*YOUR INSTRUCTIONS*
Lay out everything from the start of the records down to the line containing "The lubrication port 29 is at (431, 232)." as a JSON list of strings, one string per line. Skip blank lines and leave the pictures out.

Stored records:
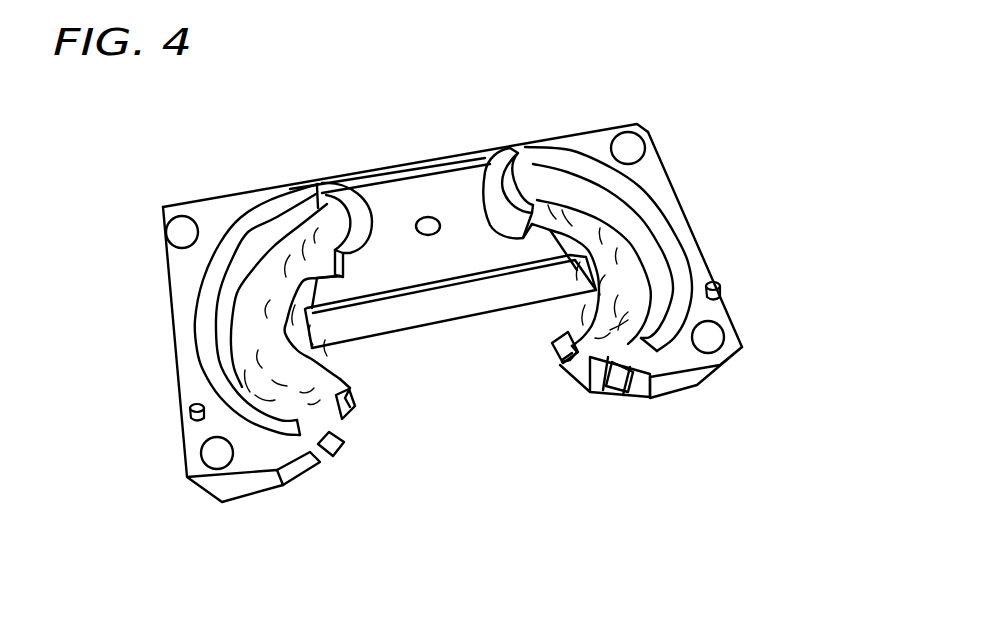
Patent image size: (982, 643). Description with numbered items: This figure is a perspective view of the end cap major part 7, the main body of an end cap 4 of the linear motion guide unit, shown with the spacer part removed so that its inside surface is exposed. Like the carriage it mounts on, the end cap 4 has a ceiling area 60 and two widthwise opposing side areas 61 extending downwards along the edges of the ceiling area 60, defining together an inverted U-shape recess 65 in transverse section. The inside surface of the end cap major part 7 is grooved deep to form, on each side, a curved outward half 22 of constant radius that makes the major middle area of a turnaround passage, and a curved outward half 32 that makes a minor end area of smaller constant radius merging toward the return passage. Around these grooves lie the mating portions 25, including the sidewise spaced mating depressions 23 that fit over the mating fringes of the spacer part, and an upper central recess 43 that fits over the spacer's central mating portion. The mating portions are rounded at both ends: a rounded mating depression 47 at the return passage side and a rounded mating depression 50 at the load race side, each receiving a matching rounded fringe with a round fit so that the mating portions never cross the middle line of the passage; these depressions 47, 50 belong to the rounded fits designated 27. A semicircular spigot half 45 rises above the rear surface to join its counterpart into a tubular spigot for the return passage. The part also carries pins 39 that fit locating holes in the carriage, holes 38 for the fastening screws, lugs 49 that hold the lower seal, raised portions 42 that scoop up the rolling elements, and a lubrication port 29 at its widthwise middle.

The end cap 4 is at (677, 164).
The end cap major part 7 is at (700, 265).
The curved outward half 22 is at (250, 331).
The mating depression 23 is at (247, 222).
The mating portion 25 is at (392, 256).
The clamp member 27 is at (491, 314).
The lubrication port 29 is at (431, 232).
The curved outward half 32 is at (352, 195).
The hole 38 is at (181, 233).
The pin 39 is at (190, 418).
The raised portion 42 is at (352, 410).
The upper central recess 43 is at (411, 200).
The spigot half 45 is at (345, 190).
The rounded mating depression 47 is at (316, 205).
The lug 49 is at (317, 463).
The rounded mating depression 50 is at (277, 425).
The ceiling area 60 is at (262, 198).
The side area 61 is at (690, 242).
The inverted U-shape recess 65 is at (403, 317).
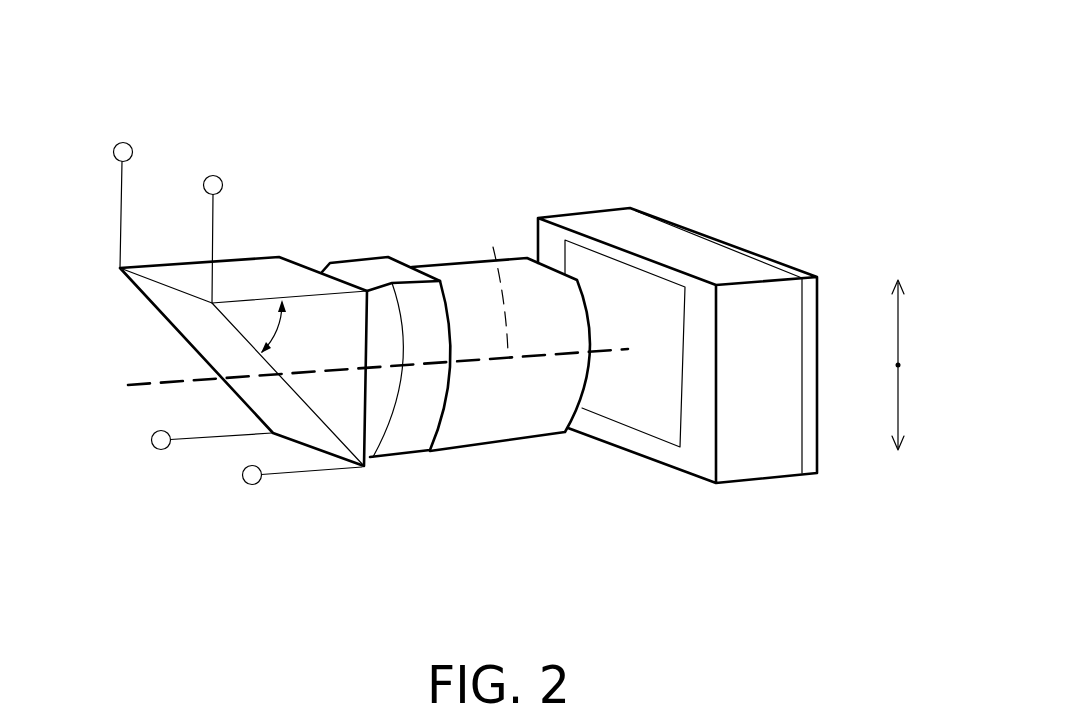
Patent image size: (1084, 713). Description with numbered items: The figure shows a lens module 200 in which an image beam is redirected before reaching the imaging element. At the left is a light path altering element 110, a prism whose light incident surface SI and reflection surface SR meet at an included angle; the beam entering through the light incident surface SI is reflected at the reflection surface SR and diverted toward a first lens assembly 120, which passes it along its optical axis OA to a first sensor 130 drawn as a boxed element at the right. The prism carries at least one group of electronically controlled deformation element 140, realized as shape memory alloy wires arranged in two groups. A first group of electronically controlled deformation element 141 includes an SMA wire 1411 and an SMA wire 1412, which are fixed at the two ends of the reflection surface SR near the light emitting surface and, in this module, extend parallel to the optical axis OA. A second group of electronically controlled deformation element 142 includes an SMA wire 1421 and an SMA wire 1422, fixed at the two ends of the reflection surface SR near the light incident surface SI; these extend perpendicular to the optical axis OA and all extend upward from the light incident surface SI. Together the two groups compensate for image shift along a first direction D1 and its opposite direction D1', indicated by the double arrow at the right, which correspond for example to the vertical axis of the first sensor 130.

The lens module 200 is at (895, 554).
The light path altering element 110 is at (366, 440).
The first lens assembly 120 is at (493, 413).
The first sensor 130 is at (745, 453).
The electronically controlled deformation element 140 is at (208, 337).
The first group of electronically controlled deformation element 141 is at (285, 584).
The second group of electronically controlled deformation element 142 is at (208, 84).
The SMA wire 1411 is at (188, 440).
The SMA wire 1412 is at (280, 473).
The SMA wire 1421 is at (120, 190).
The SMA wire 1422 is at (212, 223).
The light incident surface SI is at (262, 259).
The reflection surface SR is at (179, 331).
The optical axis OA is at (378, 295).
The first direction D1 is at (890, 387).
The opposite direction D1' is at (896, 254).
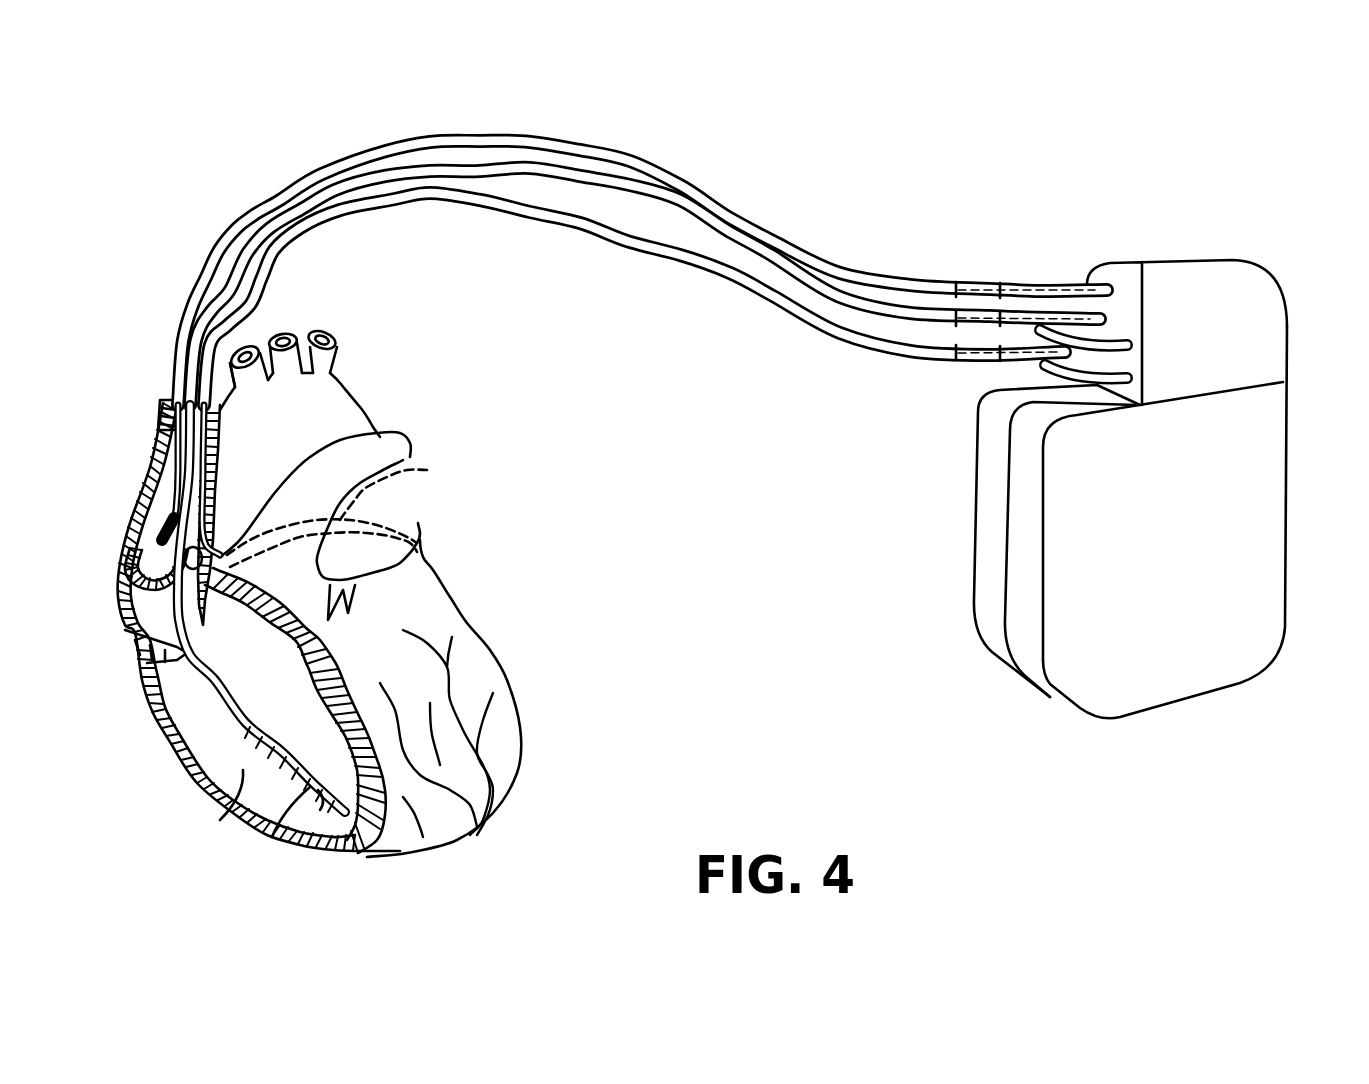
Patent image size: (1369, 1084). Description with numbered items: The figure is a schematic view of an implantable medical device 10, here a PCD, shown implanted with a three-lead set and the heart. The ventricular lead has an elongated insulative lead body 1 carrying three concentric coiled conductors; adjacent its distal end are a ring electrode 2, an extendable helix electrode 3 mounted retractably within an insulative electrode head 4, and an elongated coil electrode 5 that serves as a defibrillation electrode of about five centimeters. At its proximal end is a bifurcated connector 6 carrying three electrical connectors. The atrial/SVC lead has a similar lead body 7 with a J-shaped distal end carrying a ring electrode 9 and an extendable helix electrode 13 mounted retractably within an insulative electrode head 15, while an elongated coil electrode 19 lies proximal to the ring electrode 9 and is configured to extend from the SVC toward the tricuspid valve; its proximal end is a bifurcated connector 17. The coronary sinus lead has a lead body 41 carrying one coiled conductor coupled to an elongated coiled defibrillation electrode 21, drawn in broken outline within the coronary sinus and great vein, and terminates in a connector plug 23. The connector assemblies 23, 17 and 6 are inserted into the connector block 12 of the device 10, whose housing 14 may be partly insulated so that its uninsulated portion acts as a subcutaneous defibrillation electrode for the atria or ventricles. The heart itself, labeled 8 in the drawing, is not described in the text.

The lead body 1 is at (850, 330).
The ring electrode 2 is at (272, 837).
The extendable helix electrode 3 is at (366, 845).
The insulative electrode head 4 is at (313, 810).
The elongated coil electrode 5 is at (219, 808).
The bifurcated connector 6 is at (1020, 350).
The lead body 7 is at (888, 308).
The heart 8 is at (450, 817).
The ring electrode 9 is at (157, 565).
The implantable medical device 10 is at (1139, 480).
The connector block 12 is at (1197, 277).
The extendable helix electrode 13 is at (203, 527).
The housing 14 is at (1063, 665).
The insulative electrode head 15 is at (183, 527).
The bifurcated connector 17 is at (1063, 327).
The elongated coil electrode 19 is at (160, 441).
The elongated coiled defibrillation electrode 21 is at (427, 470).
The connector plug 23 is at (1020, 293).
The lead body 41 is at (817, 268).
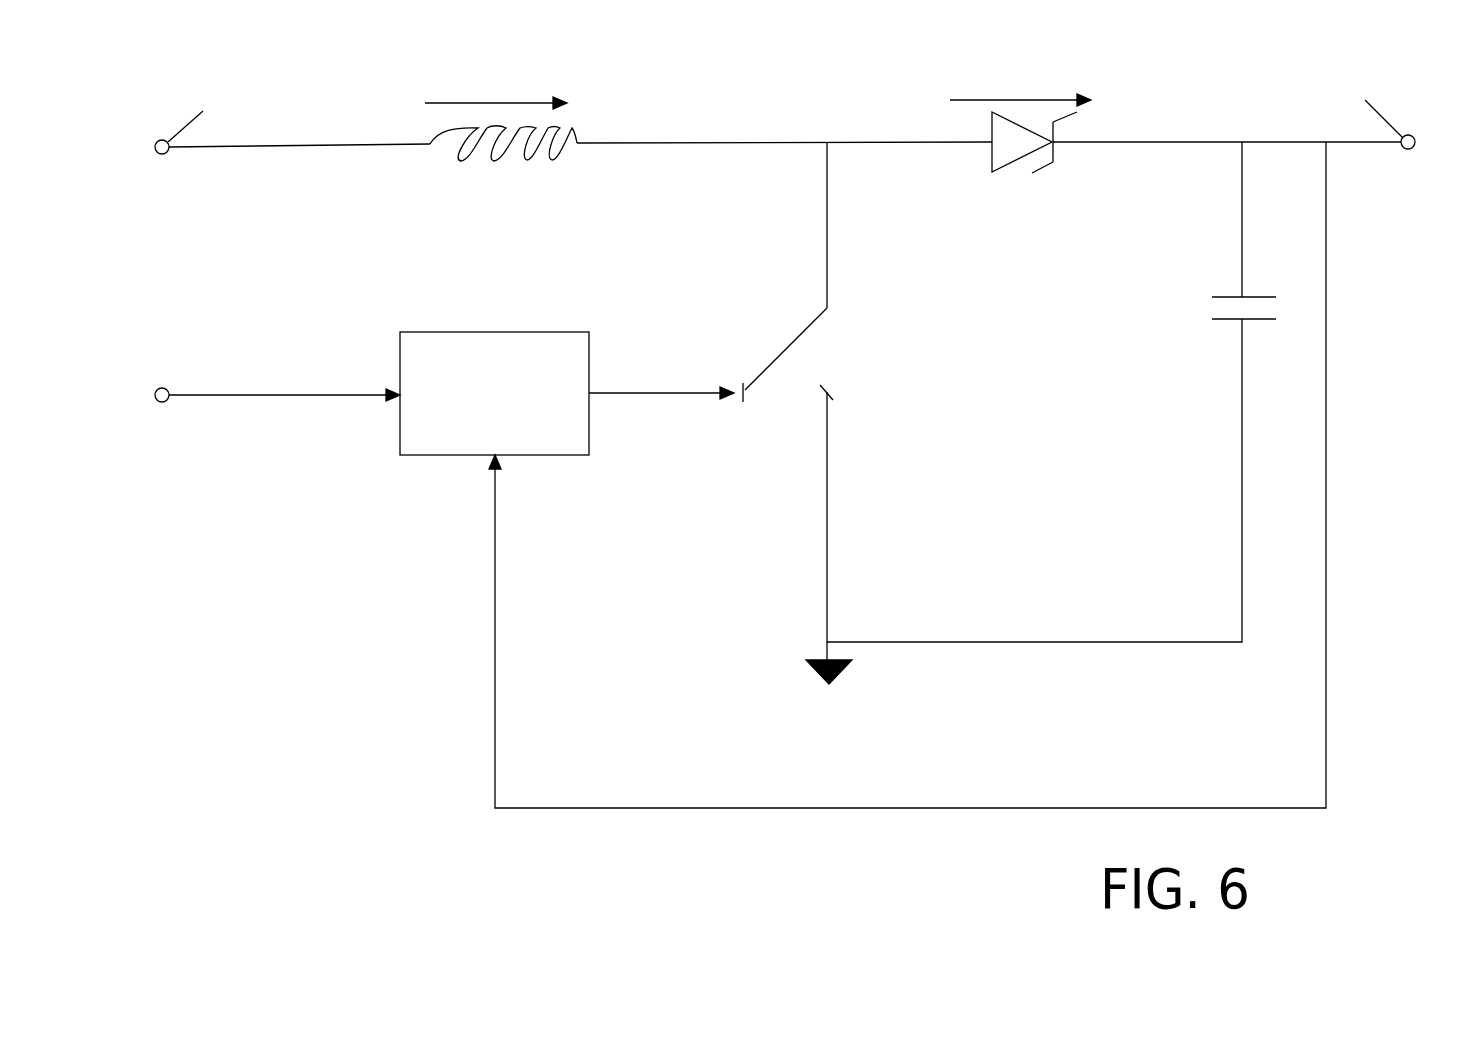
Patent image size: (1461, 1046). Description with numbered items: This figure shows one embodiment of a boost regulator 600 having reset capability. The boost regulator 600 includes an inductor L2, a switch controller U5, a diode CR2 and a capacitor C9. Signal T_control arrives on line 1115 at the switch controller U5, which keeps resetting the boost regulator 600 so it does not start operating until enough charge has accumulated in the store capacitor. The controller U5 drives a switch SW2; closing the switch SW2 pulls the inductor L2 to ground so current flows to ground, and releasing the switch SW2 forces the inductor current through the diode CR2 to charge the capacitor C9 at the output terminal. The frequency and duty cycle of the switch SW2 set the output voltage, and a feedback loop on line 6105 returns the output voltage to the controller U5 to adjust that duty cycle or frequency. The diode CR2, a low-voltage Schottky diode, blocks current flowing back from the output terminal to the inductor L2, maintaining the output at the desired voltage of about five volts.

The boost regulator 600 is at (285, 640).
The feedback loop line 6105 is at (497, 642).
The T_control signal line 1115 is at (225, 395).
The inductor L2 is at (578, 142).
The diode CR2 is at (990, 127).
The switch SW2 is at (763, 372).
The switch controller U5 is at (567, 393).
The capacitor C9 is at (1223, 236).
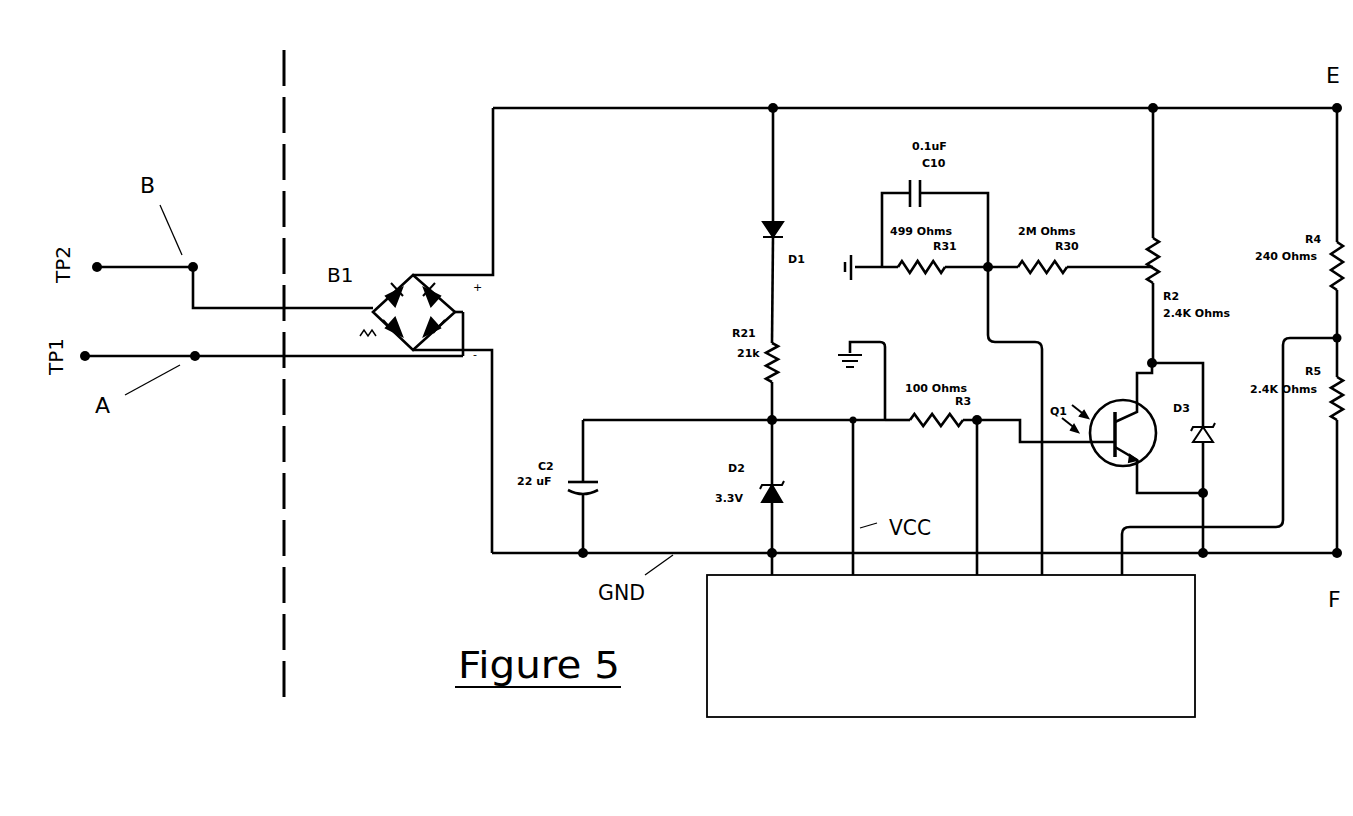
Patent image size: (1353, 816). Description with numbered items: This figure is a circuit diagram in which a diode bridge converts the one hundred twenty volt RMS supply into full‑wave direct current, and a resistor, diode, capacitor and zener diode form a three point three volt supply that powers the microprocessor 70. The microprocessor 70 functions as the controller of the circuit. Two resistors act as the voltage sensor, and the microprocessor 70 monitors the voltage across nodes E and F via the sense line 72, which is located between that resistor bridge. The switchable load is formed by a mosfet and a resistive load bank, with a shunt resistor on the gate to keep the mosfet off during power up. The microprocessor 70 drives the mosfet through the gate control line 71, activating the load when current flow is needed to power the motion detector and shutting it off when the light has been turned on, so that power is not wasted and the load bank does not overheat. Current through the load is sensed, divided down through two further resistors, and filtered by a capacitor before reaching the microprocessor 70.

The microprocessor 70 is at (1163, 675).
The gate control line 71 is at (970, 503).
The sense line 72 is at (1272, 530).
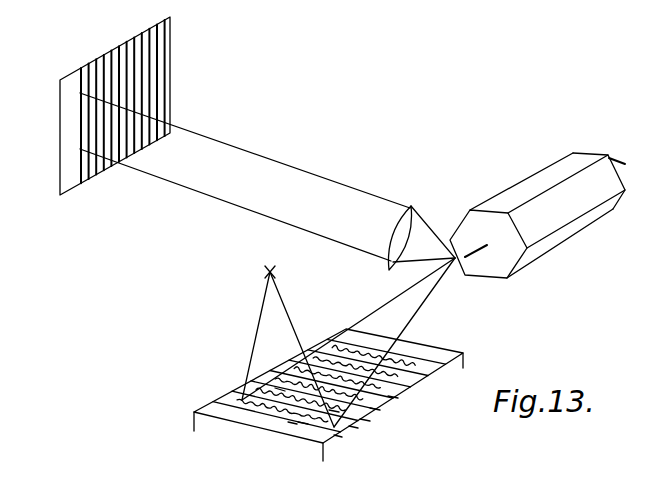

*TASK OUTPUT*
[
  "Patent image size: (982, 643). Description with numbered items: This figure is a perspective view of the end cap major part 7, the main body of an end cap 4 of the linear motion guide unit, shown with the spacer part removed so that its inside surface is exposed. Like the carriage it mounts on, the end cap 4 has a ceiling area 60 and two widthwise opposing side areas 61 extending downwards along the edges of the ceiling area 60, defining together an inverted U-shape recess 65 in transverse section. The inside surface of the end cap major part 7 is grooved deep to form, on each side, a curved outward half 22 of constant radius that makes the major middle area of a turnaround passage, and a curved outward half 32 that makes a minor end area of smaller constant radius merging toward the return passage. Around these grooves lie the mating portions 25, including the sidewise spaced mating depressions 23 that fit over the mating fringes of the spacer part, and an upper central recess 43 that fits over the spacer's central mating portion. The mating portions are rounded at both ends: a rounded mating depression 47 at the return passage side and a rounded mating depression 50 at the load race side, each receiving a matching rounded fringe with a round fit so that the mating portions never cross the middle line of the passage; these depressions 47, 50 belong to the rounded fits designated 27. A semicircular spigot half 45 rises above the rear surface to join its counterpart into a tubular spigot for the return passage. The part also carries pins 39 that fit locating holes in the carriage, holes 38 for the fastening screws, lugs 49 that hold the lower seal, raised portions 42 that scoop up the rolling elements, and a lubrication port 29 at its widthwise middle.",
  "The end cap 4 is at (677, 164).",
  "The end cap major part 7 is at (700, 265).",
  "The curved outward half 22 is at (250, 331).",
  "The mating depression 23 is at (247, 222).",
  "The mating portion 25 is at (392, 256).",
  "The clamp member 27 is at (491, 314).",
  "The lubrication port 29 is at (431, 232)."
]